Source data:

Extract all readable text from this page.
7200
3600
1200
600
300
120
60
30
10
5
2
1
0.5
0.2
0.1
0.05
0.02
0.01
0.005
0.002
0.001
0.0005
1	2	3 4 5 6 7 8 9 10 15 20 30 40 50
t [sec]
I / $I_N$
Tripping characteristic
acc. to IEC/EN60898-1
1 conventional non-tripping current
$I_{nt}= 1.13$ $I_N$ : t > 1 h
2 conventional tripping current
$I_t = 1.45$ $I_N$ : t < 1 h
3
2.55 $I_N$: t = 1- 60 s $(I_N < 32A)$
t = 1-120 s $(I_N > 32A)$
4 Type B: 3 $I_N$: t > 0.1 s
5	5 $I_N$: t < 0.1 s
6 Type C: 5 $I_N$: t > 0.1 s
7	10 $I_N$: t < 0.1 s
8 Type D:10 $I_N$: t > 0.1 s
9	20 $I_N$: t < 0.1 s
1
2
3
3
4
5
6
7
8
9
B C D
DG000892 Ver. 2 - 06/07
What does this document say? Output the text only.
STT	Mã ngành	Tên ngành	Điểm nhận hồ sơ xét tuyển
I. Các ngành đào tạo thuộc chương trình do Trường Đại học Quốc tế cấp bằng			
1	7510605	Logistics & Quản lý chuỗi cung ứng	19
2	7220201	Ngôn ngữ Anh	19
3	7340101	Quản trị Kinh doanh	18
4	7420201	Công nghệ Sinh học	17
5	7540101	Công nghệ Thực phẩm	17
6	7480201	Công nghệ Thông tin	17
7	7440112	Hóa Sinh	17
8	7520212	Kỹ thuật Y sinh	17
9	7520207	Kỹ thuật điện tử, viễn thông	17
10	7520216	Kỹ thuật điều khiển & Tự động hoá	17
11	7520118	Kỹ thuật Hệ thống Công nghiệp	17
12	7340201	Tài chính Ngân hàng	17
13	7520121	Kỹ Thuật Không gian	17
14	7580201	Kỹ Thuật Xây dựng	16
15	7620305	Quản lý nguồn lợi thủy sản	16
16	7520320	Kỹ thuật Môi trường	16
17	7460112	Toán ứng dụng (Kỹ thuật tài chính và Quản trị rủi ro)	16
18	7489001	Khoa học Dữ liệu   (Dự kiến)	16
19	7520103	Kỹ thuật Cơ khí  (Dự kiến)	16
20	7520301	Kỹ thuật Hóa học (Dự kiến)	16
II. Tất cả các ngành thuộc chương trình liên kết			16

■ **Short problem**
Locate the word "trình" in the data above. Copy every line carrying it.

■ **Full output**
I. Các ngành đào tạo thuộc chương trình do Trường Đại học Quốc tế cấp bằng			
II. Tất cả các ngành thuộc chương trình liên kết			16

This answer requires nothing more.